----- INFORMATION SHOWN -----
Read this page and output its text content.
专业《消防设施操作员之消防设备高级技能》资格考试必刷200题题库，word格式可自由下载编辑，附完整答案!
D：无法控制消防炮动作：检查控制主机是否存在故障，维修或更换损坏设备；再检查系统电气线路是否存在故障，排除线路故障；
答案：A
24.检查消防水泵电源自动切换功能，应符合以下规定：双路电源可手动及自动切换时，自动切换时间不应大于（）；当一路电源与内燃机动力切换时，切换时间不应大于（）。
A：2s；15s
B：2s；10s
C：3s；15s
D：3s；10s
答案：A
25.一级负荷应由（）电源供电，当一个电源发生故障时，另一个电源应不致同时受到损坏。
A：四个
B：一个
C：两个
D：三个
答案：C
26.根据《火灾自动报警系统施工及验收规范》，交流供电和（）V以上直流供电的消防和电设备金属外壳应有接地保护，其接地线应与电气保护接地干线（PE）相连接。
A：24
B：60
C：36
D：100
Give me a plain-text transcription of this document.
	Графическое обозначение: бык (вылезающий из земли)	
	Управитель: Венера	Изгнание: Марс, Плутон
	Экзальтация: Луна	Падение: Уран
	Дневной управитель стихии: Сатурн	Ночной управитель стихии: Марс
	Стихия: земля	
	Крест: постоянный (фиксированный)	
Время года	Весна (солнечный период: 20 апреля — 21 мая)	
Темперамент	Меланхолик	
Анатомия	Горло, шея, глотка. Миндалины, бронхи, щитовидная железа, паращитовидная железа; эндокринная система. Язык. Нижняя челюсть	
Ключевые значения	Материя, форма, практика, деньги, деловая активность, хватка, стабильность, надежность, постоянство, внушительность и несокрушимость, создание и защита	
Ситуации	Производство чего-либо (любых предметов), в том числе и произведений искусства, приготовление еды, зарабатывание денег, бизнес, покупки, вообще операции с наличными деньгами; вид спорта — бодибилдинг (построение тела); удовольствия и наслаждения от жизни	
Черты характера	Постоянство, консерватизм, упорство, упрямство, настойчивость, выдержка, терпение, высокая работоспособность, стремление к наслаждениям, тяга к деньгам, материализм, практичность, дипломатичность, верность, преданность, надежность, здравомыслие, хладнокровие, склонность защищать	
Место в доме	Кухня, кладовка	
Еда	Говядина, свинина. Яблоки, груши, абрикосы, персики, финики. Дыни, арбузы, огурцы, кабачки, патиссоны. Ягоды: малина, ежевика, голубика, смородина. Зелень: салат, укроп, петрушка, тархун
-----
Recopy all the lines exactly as they appear.

● WRITTEN REPLY:
Read this page and output its text content.
专业《消防设施操作员之消防设备高级技能》资格考试必刷200题题库，word格式可自由下载编辑，附完整答案!
D：无法控制消防炮动作：检查控制主机是否存在故障，维修或更换损坏设备；再检查系统电气线路是否存在故障，排除线路故障；
答案：A
24.检查消防水泵电源自动切换功能，应符合以下规定：双路电源可手动及自动切换时，自动切换时间不应大于（）；当一路电源与内燃机动力切换时，切换时间不应大于（）。
A：2s；15s
B：2s；10s
C：3s；15s
D：3s；10s
答案：A
25.一级负荷应由（）电源供电，当一个电源发生故障时，另一个电源应不致同时受到损坏。
A：四个
B：一个
C：两个
D：三个
答案：C
26.根据《火灾自动报警系统施工及验收规范》，交流供电和（）V以上直流供电的消防和电设备金属外壳应有接地保护，其接地线应与电气保护接地干线（PE）相连接。
A：24
B：60
C：36
D：100
Give me a plain-text transcription of this document.
	Графическое обозначение: бык (вылезающий из земли)	
	Управитель: Венера	Изгнание: Марс, Плутон
	Экзальтация: Луна	Падение: Уран
	Дневной управитель стихии: Сатурн	Ночной управитель стихии: Марс
	Стихия: земля	
	Крест: постоянный (фиксированный)	
Время года	Весна (солнечный период: 20 апреля — 21 мая)	
Темперамент	Меланхолик	
Анатомия	Горло, шея, глотка. Миндалины, бронхи, щитовидная железа, паращитовидная железа; эндокринная система. Язык. Нижняя челюсть	
Ключевые значения	Материя, форма, практика, деньги, деловая активность, хватка, стабильность, надежность, постоянство, внушительность и несокрушимость, создание и защита	
Ситуации	Производство чего-либо (любых предметов), в том числе и произведений искусства, приготовление еды, зарабатывание денег, бизнес, покупки, вообще операции с наличными деньгами; вид спорта — бодибилдинг (построение тела); удовольствия и наслаждения от жизни	
Черты характера	Постоянство, консерватизм, упорство, упрямство, настойчивость, выдержка, терпение, высокая работоспособность, стремление к наслаждениям, тяга к деньгам, материализм, практичность, дипломатичность, верность, преданность, надежность, здравомыслие, хладнокровие, склонность защищать	
Место в доме	Кухня, кладовка	
Еда	Говядина, свинина. Яблоки, груши, абрикосы, персики, финики. Дыни, арбузы, огурцы, кабачки, патиссоны. Ягоды: малина, ежевика, голубика, смородина. Зелень: салат, укроп, петрушка, тархун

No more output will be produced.